Give the data a second time, exactly and in full.

» **Recorded information**
....................
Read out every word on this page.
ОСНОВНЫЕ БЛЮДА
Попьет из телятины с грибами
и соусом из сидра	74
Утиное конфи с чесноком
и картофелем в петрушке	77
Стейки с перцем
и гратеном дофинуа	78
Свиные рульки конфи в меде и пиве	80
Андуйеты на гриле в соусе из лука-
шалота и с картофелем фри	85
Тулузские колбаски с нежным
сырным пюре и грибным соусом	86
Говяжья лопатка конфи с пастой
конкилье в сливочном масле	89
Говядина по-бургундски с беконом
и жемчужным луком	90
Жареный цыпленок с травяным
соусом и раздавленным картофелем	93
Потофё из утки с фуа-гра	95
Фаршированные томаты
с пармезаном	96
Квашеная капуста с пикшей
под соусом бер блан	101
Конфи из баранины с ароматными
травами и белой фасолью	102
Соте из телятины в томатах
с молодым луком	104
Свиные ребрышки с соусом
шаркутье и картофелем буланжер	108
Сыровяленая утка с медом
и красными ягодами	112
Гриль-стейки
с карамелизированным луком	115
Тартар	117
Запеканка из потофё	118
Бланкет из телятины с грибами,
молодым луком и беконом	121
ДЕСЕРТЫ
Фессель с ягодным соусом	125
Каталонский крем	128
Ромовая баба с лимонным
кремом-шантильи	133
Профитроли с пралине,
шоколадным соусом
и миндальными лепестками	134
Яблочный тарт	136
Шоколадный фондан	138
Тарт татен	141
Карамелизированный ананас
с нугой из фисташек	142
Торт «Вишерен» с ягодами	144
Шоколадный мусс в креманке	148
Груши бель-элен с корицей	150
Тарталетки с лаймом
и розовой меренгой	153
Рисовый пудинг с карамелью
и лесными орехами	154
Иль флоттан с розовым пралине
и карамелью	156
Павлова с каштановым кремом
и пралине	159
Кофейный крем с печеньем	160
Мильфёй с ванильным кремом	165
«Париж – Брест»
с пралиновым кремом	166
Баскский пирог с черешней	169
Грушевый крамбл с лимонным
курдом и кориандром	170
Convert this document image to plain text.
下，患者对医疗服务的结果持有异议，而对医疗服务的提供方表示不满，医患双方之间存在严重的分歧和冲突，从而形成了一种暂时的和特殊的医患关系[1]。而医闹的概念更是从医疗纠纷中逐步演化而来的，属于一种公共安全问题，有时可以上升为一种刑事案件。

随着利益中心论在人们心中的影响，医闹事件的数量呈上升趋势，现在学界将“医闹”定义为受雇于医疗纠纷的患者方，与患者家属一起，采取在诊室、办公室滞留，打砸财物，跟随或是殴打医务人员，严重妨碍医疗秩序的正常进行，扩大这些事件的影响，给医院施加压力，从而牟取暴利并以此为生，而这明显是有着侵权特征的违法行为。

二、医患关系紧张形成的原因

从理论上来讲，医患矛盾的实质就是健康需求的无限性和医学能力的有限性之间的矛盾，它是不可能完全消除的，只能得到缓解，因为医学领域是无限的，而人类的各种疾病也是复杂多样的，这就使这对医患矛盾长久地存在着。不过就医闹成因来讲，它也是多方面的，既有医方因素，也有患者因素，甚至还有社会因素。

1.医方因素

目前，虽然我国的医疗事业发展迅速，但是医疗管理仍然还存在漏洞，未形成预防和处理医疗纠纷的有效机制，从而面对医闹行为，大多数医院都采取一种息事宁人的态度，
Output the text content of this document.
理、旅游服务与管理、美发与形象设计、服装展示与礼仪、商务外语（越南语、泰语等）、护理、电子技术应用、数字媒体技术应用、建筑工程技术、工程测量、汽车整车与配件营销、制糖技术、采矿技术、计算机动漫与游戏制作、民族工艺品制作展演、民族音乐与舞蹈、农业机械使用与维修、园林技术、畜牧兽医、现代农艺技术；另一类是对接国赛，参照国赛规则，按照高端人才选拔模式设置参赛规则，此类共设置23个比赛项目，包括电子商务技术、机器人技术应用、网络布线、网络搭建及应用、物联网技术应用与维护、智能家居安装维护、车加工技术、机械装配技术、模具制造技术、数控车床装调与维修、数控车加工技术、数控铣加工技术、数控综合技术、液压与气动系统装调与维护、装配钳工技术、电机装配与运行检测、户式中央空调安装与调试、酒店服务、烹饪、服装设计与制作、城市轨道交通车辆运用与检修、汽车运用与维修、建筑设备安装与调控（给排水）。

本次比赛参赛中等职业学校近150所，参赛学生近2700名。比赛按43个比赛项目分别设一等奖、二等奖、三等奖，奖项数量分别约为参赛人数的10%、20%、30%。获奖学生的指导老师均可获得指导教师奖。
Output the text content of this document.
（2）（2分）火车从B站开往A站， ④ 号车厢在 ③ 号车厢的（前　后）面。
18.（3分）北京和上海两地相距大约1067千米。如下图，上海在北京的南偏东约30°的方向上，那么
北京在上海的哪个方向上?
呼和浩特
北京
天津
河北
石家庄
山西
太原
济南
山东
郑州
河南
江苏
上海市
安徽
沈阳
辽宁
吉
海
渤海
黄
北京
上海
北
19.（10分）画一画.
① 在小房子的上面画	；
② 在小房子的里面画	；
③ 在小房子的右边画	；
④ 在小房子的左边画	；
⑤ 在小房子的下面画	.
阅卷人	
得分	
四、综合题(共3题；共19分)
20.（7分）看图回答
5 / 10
....................
» **Answer to this exercise**
Read out every word on this page.
ОСНОВНЫЕ БЛЮДА
Попьет из телятины с грибами
и соусом из сидра	74
Утиное конфи с чесноком
и картофелем в петрушке	77
Стейки с перцем
и гратеном дофинуа	78
Свиные рульки конфи в меде и пиве	80
Андуйеты на гриле в соусе из лука-
шалота и с картофелем фри	85
Тулузские колбаски с нежным
сырным пюре и грибным соусом	86
Говяжья лопатка конфи с пастой
конкилье в сливочном масле	89
Говядина по-бургундски с беконом
и жемчужным луком	90
Жареный цыпленок с травяным
соусом и раздавленным картофелем	93
Потофё из утки с фуа-гра	95
Фаршированные томаты
с пармезаном	96
Квашеная капуста с пикшей
под соусом бер блан	101
Конфи из баранины с ароматными
травами и белой фасолью	102
Соте из телятины в томатах
с молодым луком	104
Свиные ребрышки с соусом
шаркутье и картофелем буланжер	108
Сыровяленая утка с медом
и красными ягодами	112
Гриль-стейки
с карамелизированным луком	115
Тартар	117
Запеканка из потофё	118
Бланкет из телятины с грибами,
молодым луком и беконом	121
ДЕСЕРТЫ
Фессель с ягодным соусом	125
Каталонский крем	128
Ромовая баба с лимонным
кремом-шантильи	133
Профитроли с пралине,
шоколадным соусом
и миндальными лепестками	134
Яблочный тарт	136
Шоколадный фондан	138
Тарт татен	141
Карамелизированный ананас
с нугой из фисташек	142
Торт «Вишерен» с ягодами	144
Шоколадный мусс в креманке	148
Груши бель-элен с корицей	150
Тарталетки с лаймом
и розовой меренгой	153
Рисовый пудинг с карамелью
и лесными орехами	154
Иль флоттан с розовым пралине
и карамелью	156
Павлова с каштановым кремом
и пралине	159
Кофейный крем с печеньем	160
Мильфёй с ванильным кремом	165
«Париж – Брест»
с пралиновым кремом	166
Баскский пирог с черешней	169
Грушевый крамбл с лимонным
курдом и кориандром	170
Convert this document image to plain text.
下，患者对医疗服务的结果持有异议，而对医疗服务的提供方表示不满，医患双方之间存在严重的分歧和冲突，从而形成了一种暂时的和特殊的医患关系[1]。而医闹的概念更是从医疗纠纷中逐步演化而来的，属于一种公共安全问题，有时可以上升为一种刑事案件。

随着利益中心论在人们心中的影响，医闹事件的数量呈上升趋势，现在学界将“医闹”定义为受雇于医疗纠纷的患者方，与患者家属一起，采取在诊室、办公室滞留，打砸财物，跟随或是殴打医务人员，严重妨碍医疗秩序的正常进行，扩大这些事件的影响，给医院施加压力，从而牟取暴利并以此为生，而这明显是有着侵权特征的违法行为。

二、医患关系紧张形成的原因

从理论上来讲，医患矛盾的实质就是健康需求的无限性和医学能力的有限性之间的矛盾，它是不可能完全消除的，只能得到缓解，因为医学领域是无限的，而人类的各种疾病也是复杂多样的，这就使这对医患矛盾长久地存在着。不过就医闹成因来讲，它也是多方面的，既有医方因素，也有患者因素，甚至还有社会因素。

1.医方因素

目前，虽然我国的医疗事业发展迅速，但是医疗管理仍然还存在漏洞，未形成预防和处理医疗纠纷的有效机制，从而面对医闹行为，大多数医院都采取一种息事宁人的态度，
Output the text content of this document.
理、旅游服务与管理、美发与形象设计、服装展示与礼仪、商务外语（越南语、泰语等）、护理、电子技术应用、数字媒体技术应用、建筑工程技术、工程测量、汽车整车与配件营销、制糖技术、采矿技术、计算机动漫与游戏制作、民族工艺品制作展演、民族音乐与舞蹈、农业机械使用与维修、园林技术、畜牧兽医、现代农艺技术；另一类是对接国赛，参照国赛规则，按照高端人才选拔模式设置参赛规则，此类共设置23个比赛项目，包括电子商务技术、机器人技术应用、网络布线、网络搭建及应用、物联网技术应用与维护、智能家居安装维护、车加工技术、机械装配技术、模具制造技术、数控车床装调与维修、数控车加工技术、数控铣加工技术、数控综合技术、液压与气动系统装调与维护、装配钳工技术、电机装配与运行检测、户式中央空调安装与调试、酒店服务、烹饪、服装设计与制作、城市轨道交通车辆运用与检修、汽车运用与维修、建筑设备安装与调控（给排水）。

本次比赛参赛中等职业学校近150所，参赛学生近2700名。比赛按43个比赛项目分别设一等奖、二等奖、三等奖，奖项数量分别约为参赛人数的10%、20%、30%。获奖学生的指导老师均可获得指导教师奖。
Output the text content of this document.
（2）（2分）火车从B站开往A站， ④ 号车厢在 ③ 号车厢的（前　后）面。
18.（3分）北京和上海两地相距大约1067千米。如下图，上海在北京的南偏东约30°的方向上，那么
北京在上海的哪个方向上?
呼和浩特
北京
天津
河北
石家庄
山西
太原
济南
山东
郑州
河南
江苏
上海市
安徽
沈阳
辽宁
吉
海
渤海
黄
北京
上海
北
19.（10分）画一画.
① 在小房子的上面画	；
② 在小房子的里面画	；
③ 在小房子的右边画	；
④ 在小房子的左边画	；
⑤ 在小房子的下面画	.
阅卷人	
得分	
四、综合题(共3题；共19分)
20.（7分）看图回答
5 / 10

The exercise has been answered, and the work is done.